Job
Word for word, set down the records and skip each picture.

Data to use
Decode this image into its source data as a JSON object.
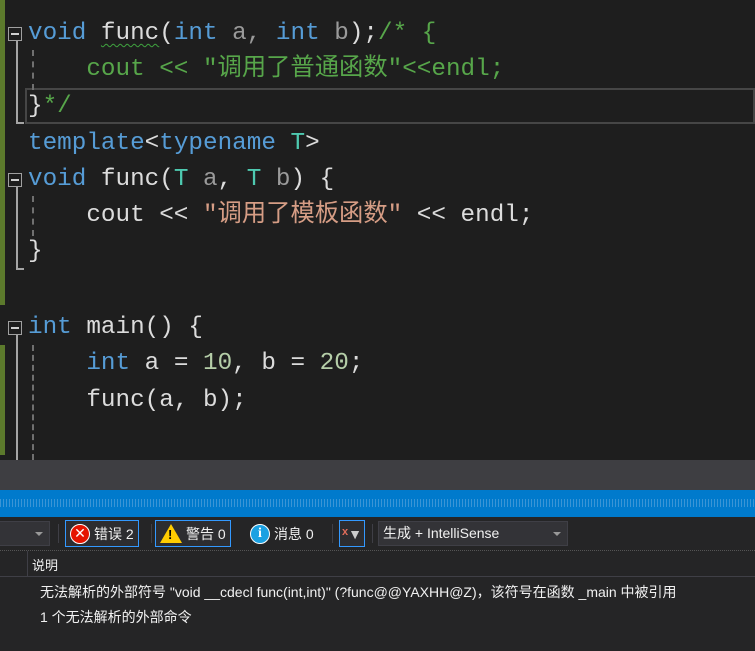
{
  "code_lines": [
    [
      [
        "void",
        "kw"
      ],
      [
        " ",
        "tx"
      ],
      [
        "func",
        "tx squig"
      ],
      [
        "(",
        "tx"
      ],
      [
        "int",
        "kw"
      ],
      [
        " a, ",
        "pm"
      ],
      [
        "int",
        "kw"
      ],
      [
        " b",
        "pm"
      ],
      [
        ");",
        "tx"
      ],
      [
        "/* {",
        "cm"
      ]
    ],
    [
      [
        "    cout << \"调用了普通函数\"<<endl;",
        "cm"
      ]
    ],
    [
      [
        "}",
        "tx"
      ],
      [
        "*/",
        "cm"
      ]
    ],
    [
      [
        "template",
        "kw"
      ],
      [
        "<",
        "tx"
      ],
      [
        "typename",
        "kw"
      ],
      [
        " ",
        "tx"
      ],
      [
        "T",
        "ty"
      ],
      [
        ">",
        "tx"
      ]
    ],
    [
      [
        "void",
        "kw"
      ],
      [
        " func(",
        "tx"
      ],
      [
        "T",
        "ty"
      ],
      [
        " a",
        "pm"
      ],
      [
        ", ",
        "tx"
      ],
      [
        "T",
        "ty"
      ],
      [
        " b",
        "pm"
      ],
      [
        ") {",
        "tx"
      ]
    ],
    [
      [
        "    cout << ",
        "tx"
      ],
      [
        "\"调用了模板函数\"",
        "st"
      ],
      [
        " << endl;",
        "tx"
      ]
    ],
    [
      [
        "}",
        "tx"
      ]
    ],
    [],
    [
      [
        "int",
        "kw"
      ],
      [
        " main() {",
        "tx"
      ]
    ],
    [
      [
        "    ",
        "tx"
      ],
      [
        "int",
        "kw"
      ],
      [
        " a = ",
        "tx"
      ],
      [
        "10",
        "nu"
      ],
      [
        ", b = ",
        "tx"
      ],
      [
        "20",
        "nu"
      ],
      [
        ";",
        "tx"
      ]
    ],
    [
      [
        "    func(a, b);",
        "tx"
      ]
    ]
  ],
  "toolbar": {
    "errors_label": "错误 2",
    "warnings_label": "警告 0",
    "messages_label": "消息 0",
    "build_filter": "生成 + IntelliSense"
  },
  "error_list": {
    "column_description": "说明",
    "rows": [
      "无法解析的外部符号 \"void __cdecl func(int,int)\" (?func@@YAXHH@Z)，该符号在函数 _main 中被引用",
      "1 个无法解析的外部命令"
    ]
  },
  "colors": {
    "keyword": "#569cd6",
    "comment": "#57a64a",
    "string": "#d69d85",
    "type": "#4ec9b0",
    "number": "#b5cea8",
    "accent": "#007acc"
  }
}
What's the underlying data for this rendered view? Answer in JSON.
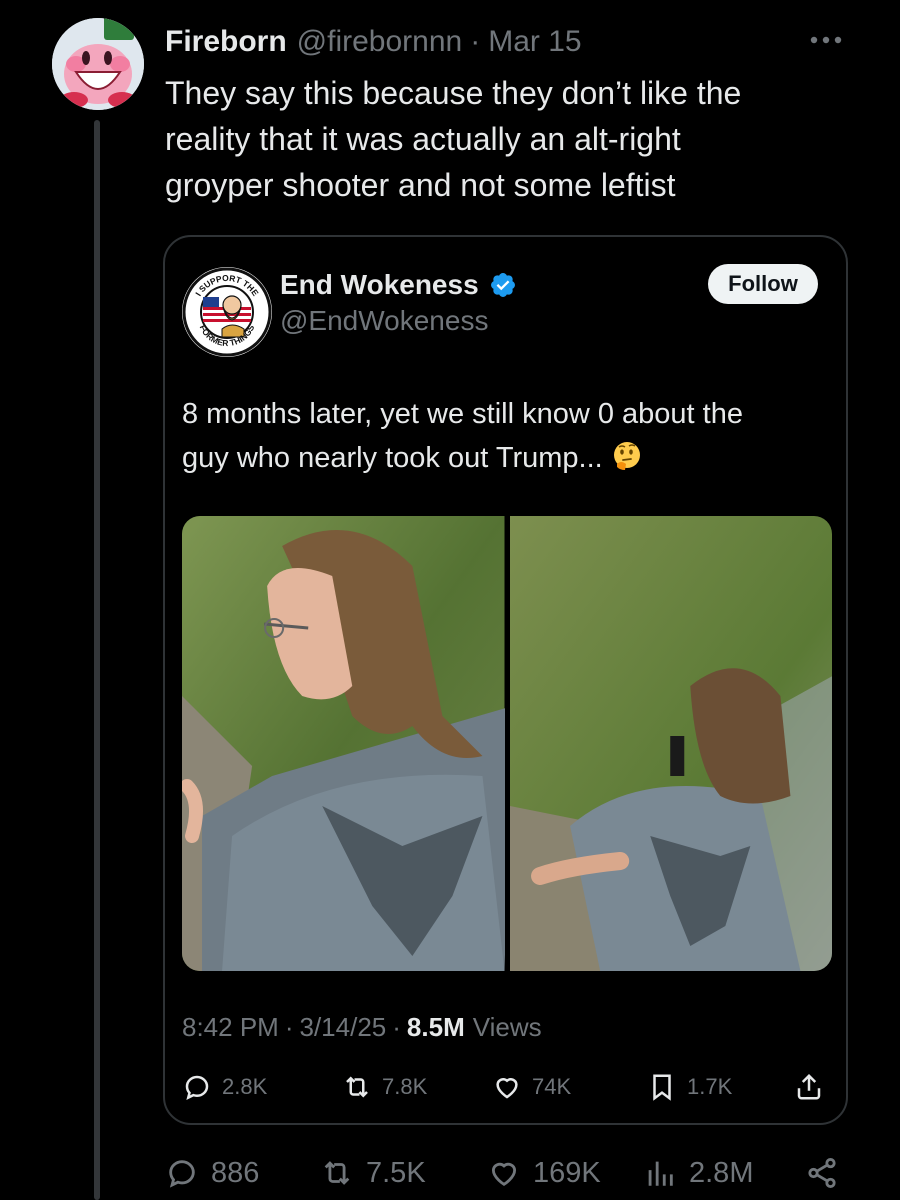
{
  "tweet": {
    "author_name": "Fireborn",
    "author_handle": "@firebornnn",
    "separator": "·",
    "date": "Mar 15",
    "text": "They say this because they don’t like the\nreality that it was actually an alt-right\ngroyper shooter and not some leftist",
    "actions": {
      "replies": "886",
      "reposts": "7.5K",
      "likes": "169K",
      "views": "2.8M"
    },
    "icons": [
      "more-icon",
      "reply-icon",
      "repost-icon",
      "like-icon",
      "views-icon",
      "share-icon"
    ]
  },
  "quote": {
    "author_name": "End Wokeness",
    "author_handle": "@EndWokeness",
    "verified": true,
    "follow_label": "Follow",
    "avatar_text_top": "I SUPPORT THE",
    "avatar_text_bottom": "FORMER THINGS",
    "text": "8 months later, yet we still know 0 about the\nguy who nearly took out Trump...",
    "emoji": "thinking-face",
    "time": "8:42 PM",
    "date": "3/14/25",
    "views_count": "8.5M",
    "views_label": "Views",
    "separator": "·",
    "actions": {
      "replies": "2.8K",
      "reposts": "7.8K",
      "likes": "74K",
      "bookmarks": "1.7K"
    }
  },
  "colors": {
    "background": "#000000",
    "text_primary": "#e7e9ea",
    "text_secondary": "#71767b",
    "border": "#2f3336",
    "verified_blue": "#1d9bf0",
    "follow_bg": "#eff3f4"
  }
}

Output
Decode this image into its source data as a JSON object.
{
  "code_lines": [
    [
      [
        "void",
        "kw"
      ],
      [
        " ",
        "tx"
      ],
      [
        "func",
        "tx squig"
      ],
      [
        "(",
        "tx"
      ],
      [
        "int",
        "kw"
      ],
      [
        " a, ",
        "pm"
      ],
      [
        "int",
        "kw"
      ],
      [
        " b",
        "pm"
      ],
      [
        ");",
        "tx"
      ],
      [
        "/* {",
        "cm"
      ]
    ],
    [
      [
        "    cout << \"调用了普通函数\"<<endl;",
        "cm"
      ]
    ],
    [
      [
        "}",
        "tx"
      ],
      [
        "*/",
        "cm"
      ]
    ],
    [
      [
        "template",
        "kw"
      ],
      [
        "<",
        "tx"
      ],
      [
        "typename",
        "kw"
      ],
      [
        " ",
        "tx"
      ],
      [
        "T",
        "ty"
      ],
      [
        ">",
        "tx"
      ]
    ],
    [
      [
        "void",
        "kw"
      ],
      [
        " func(",
        "tx"
      ],
      [
        "T",
        "ty"
      ],
      [
        " a",
        "pm"
      ],
      [
        ", ",
        "tx"
      ],
      [
        "T",
        "ty"
      ],
      [
        " b",
        "pm"
      ],
      [
        ") {",
        "tx"
      ]
    ],
    [
      [
        "    cout << ",
        "tx"
      ],
      [
        "\"调用了模板函数\"",
        "st"
      ],
      [
        " << endl;",
        "tx"
      ]
    ],
    [
      [
        "}",
        "tx"
      ]
    ],
    [],
    [
      [
        "int",
        "kw"
      ],
      [
        " main() {",
        "tx"
      ]
    ],
    [
      [
        "    ",
        "tx"
      ],
      [
        "int",
        "kw"
      ],
      [
        " a = ",
        "tx"
      ],
      [
        "10",
        "nu"
      ],
      [
        ", b = ",
        "tx"
      ],
      [
        "20",
        "nu"
      ],
      [
        ";",
        "tx"
      ]
    ],
    [
      [
        "    func(a, b);",
        "tx"
      ]
    ]
  ],
  "toolbar": {
    "errors_label": "错误 2",
    "warnings_label": "警告 0",
    "messages_label": "消息 0",
    "build_filter": "生成 + IntelliSense"
  },
  "error_list": {
    "column_description": "说明",
    "rows": [
      "无法解析的外部符号 \"void __cdecl func(int,int)\" (?func@@YAXHH@Z)，该符号在函数 _main 中被引用",
      "1 个无法解析的外部命令"
    ]
  },
  "colors": {
    "keyword": "#569cd6",
    "comment": "#57a64a",
    "string": "#d69d85",
    "type": "#4ec9b0",
    "number": "#b5cea8",
    "accent": "#007acc"
  }
}
What's the underlying data for this rendered view? Answer in JSON.
{
  "tweet": {
    "author_name": "Fireborn",
    "author_handle": "@firebornnn",
    "separator": "·",
    "date": "Mar 15",
    "text": "They say this because they don’t like the\nreality that it was actually an alt-right\ngroyper shooter and not some leftist",
    "actions": {
      "replies": "886",
      "reposts": "7.5K",
      "likes": "169K",
      "views": "2.8M"
    },
    "icons": [
      "more-icon",
      "reply-icon",
      "repost-icon",
      "like-icon",
      "views-icon",
      "share-icon"
    ]
  },
  "quote": {
    "author_name": "End Wokeness",
    "author_handle": "@EndWokeness",
    "verified": true,
    "follow_label": "Follow",
    "avatar_text_top": "I SUPPORT THE",
    "avatar_text_bottom": "FORMER THINGS",
    "text": "8 months later, yet we still know 0 about the\nguy who nearly took out Trump...",
    "emoji": "thinking-face",
    "time": "8:42 PM",
    "date": "3/14/25",
    "views_count": "8.5M",
    "views_label": "Views",
    "separator": "·",
    "actions": {
      "replies": "2.8K",
      "reposts": "7.8K",
      "likes": "74K",
      "bookmarks": "1.7K"
    }
  },
  "colors": {
    "background": "#000000",
    "text_primary": "#e7e9ea",
    "text_secondary": "#71767b",
    "border": "#2f3336",
    "verified_blue": "#1d9bf0",
    "follow_bg": "#eff3f4"
  }
}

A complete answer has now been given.